## WHAT YOU NEED TO DO
Pictures do not belong in the copy; transcribe everything else in the records exactly.

————

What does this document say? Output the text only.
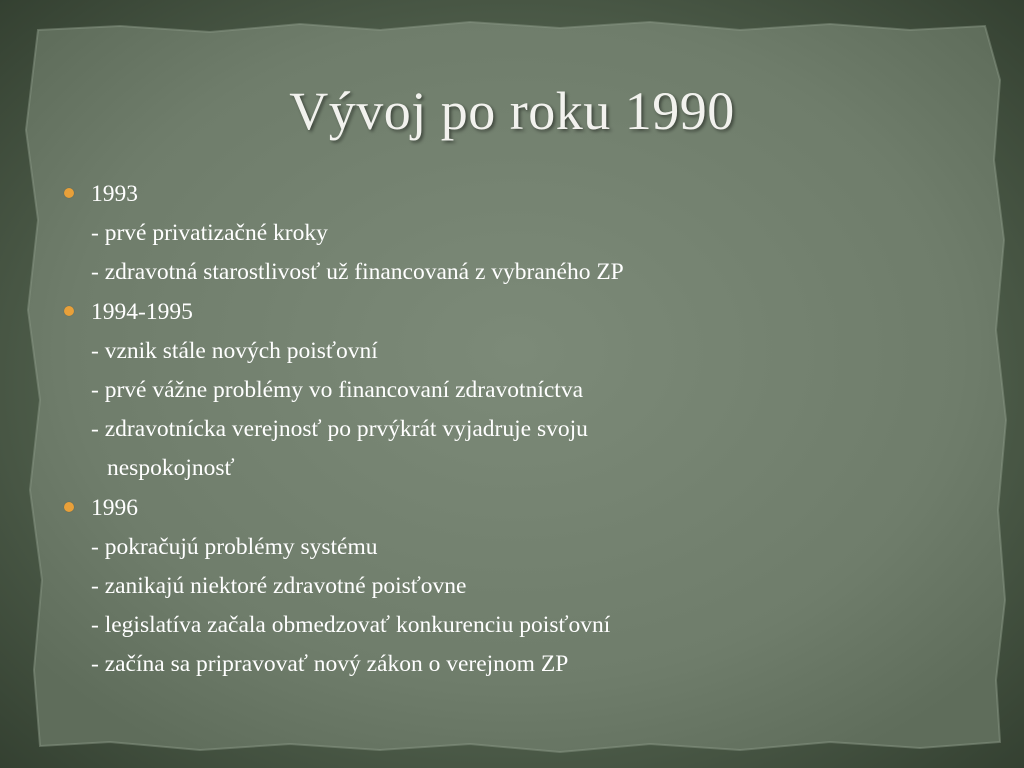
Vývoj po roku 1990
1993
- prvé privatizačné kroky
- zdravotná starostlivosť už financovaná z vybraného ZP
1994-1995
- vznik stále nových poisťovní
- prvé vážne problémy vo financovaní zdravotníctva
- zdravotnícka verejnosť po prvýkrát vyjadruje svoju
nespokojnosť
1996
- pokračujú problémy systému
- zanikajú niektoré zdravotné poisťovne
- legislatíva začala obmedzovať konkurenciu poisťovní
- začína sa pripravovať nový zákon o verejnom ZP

————

## OUTPUT
What does this document say? Output the text only.
Vývoj po roku 1990
1993
- prvé privatizačné kroky
- zdravotná starostlivosť už financovaná z vybraného ZP
1994-1995
- vznik stále nových poisťovní
- prvé vážne problémy vo financovaní zdravotníctva
- zdravotnícka verejnosť po prvýkrát vyjadruje svoju
nespokojnosť
1996
- pokračujú problémy systému
- zanikajú niektoré zdravotné poisťovne
- legislatíva začala obmedzovať konkurenciu poisťovní
- začína sa pripravovať nový zákon o verejnom ZP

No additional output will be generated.